## Work instructions:
Every record must be written out once more, with nothing added or omitted.
::::::
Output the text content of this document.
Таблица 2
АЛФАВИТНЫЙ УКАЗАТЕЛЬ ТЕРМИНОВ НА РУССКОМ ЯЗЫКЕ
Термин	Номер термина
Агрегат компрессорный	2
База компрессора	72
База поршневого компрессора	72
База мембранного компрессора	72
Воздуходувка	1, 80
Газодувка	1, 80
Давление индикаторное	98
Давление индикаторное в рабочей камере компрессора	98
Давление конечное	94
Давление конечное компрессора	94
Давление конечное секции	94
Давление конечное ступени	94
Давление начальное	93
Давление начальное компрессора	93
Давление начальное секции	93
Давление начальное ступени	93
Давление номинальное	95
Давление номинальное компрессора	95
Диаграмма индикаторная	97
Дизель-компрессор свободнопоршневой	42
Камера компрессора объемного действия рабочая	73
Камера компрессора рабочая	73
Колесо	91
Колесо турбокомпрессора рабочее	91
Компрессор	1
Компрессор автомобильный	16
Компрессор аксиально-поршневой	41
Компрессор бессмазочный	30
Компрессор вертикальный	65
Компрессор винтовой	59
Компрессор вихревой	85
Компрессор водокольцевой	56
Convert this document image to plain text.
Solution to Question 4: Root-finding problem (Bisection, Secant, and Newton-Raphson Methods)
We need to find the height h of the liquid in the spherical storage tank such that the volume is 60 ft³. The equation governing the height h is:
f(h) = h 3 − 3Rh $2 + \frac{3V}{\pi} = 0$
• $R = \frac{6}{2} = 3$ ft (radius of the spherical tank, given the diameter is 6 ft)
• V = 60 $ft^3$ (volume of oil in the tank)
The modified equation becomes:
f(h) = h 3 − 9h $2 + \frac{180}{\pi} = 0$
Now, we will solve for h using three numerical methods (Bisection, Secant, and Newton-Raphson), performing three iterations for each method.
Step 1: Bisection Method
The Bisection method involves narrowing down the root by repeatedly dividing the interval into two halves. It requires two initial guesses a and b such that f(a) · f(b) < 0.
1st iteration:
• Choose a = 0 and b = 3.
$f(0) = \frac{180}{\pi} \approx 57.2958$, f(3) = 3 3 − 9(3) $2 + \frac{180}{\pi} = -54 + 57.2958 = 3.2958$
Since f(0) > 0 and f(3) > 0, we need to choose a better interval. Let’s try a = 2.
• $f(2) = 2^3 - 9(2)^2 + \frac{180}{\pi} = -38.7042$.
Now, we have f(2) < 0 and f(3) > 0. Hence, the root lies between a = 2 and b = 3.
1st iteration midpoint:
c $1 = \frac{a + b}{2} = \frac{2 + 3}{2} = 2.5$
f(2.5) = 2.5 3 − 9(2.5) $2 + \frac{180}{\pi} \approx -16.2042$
::::::
## Solution to this exercise:
Output the text content of this document.
Таблица 2
АЛФАВИТНЫЙ УКАЗАТЕЛЬ ТЕРМИНОВ НА РУССКОМ ЯЗЫКЕ
Термин	Номер термина
Агрегат компрессорный	2
База компрессора	72
База поршневого компрессора	72
База мембранного компрессора	72
Воздуходувка	1, 80
Газодувка	1, 80
Давление индикаторное	98
Давление индикаторное в рабочей камере компрессора	98
Давление конечное	94
Давление конечное компрессора	94
Давление конечное секции	94
Давление конечное ступени	94
Давление начальное	93
Давление начальное компрессора	93
Давление начальное секции	93
Давление начальное ступени	93
Давление номинальное	95
Давление номинальное компрессора	95
Диаграмма индикаторная	97
Дизель-компрессор свободнопоршневой	42
Камера компрессора объемного действия рабочая	73
Камера компрессора рабочая	73
Колесо	91
Колесо турбокомпрессора рабочее	91
Компрессор	1
Компрессор автомобильный	16
Компрессор аксиально-поршневой	41
Компрессор бессмазочный	30
Компрессор вертикальный	65
Компрессор винтовой	59
Компрессор вихревой	85
Компрессор водокольцевой	56
Convert this document image to plain text.
Solution to Question 4: Root-finding problem (Bisection, Secant, and Newton-Raphson Methods)
We need to find the height h of the liquid in the spherical storage tank such that the volume is 60 ft³. The equation governing the height h is:
f(h) = h 3 − 3Rh $2 + \frac{3V}{\pi} = 0$
• $R = \frac{6}{2} = 3$ ft (radius of the spherical tank, given the diameter is 6 ft)
• V = 60 $ft^3$ (volume of oil in the tank)
The modified equation becomes:
f(h) = h 3 − 9h $2 + \frac{180}{\pi} = 0$
Now, we will solve for h using three numerical methods (Bisection, Secant, and Newton-Raphson), performing three iterations for each method.
Step 1: Bisection Method
The Bisection method involves narrowing down the root by repeatedly dividing the interval into two halves. It requires two initial guesses a and b such that f(a) · f(b) < 0.
1st iteration:
• Choose a = 0 and b = 3.
$f(0) = \frac{180}{\pi} \approx 57.2958$, f(3) = 3 3 − 9(3) $2 + \frac{180}{\pi} = -54 + 57.2958 = 3.2958$
Since f(0) > 0 and f(3) > 0, we need to choose a better interval. Let’s try a = 2.
• $f(2) = 2^3 - 9(2)^2 + \frac{180}{\pi} = -38.7042$.
Now, we have f(2) < 0 and f(3) > 0. Hence, the root lies between a = 2 and b = 3.
1st iteration midpoint:
c $1 = \frac{a + b}{2} = \frac{2 + 3}{2} = 2.5$
f(2.5) = 2.5 3 − 9(2.5) $2 + \frac{180}{\pi} \approx -16.2042$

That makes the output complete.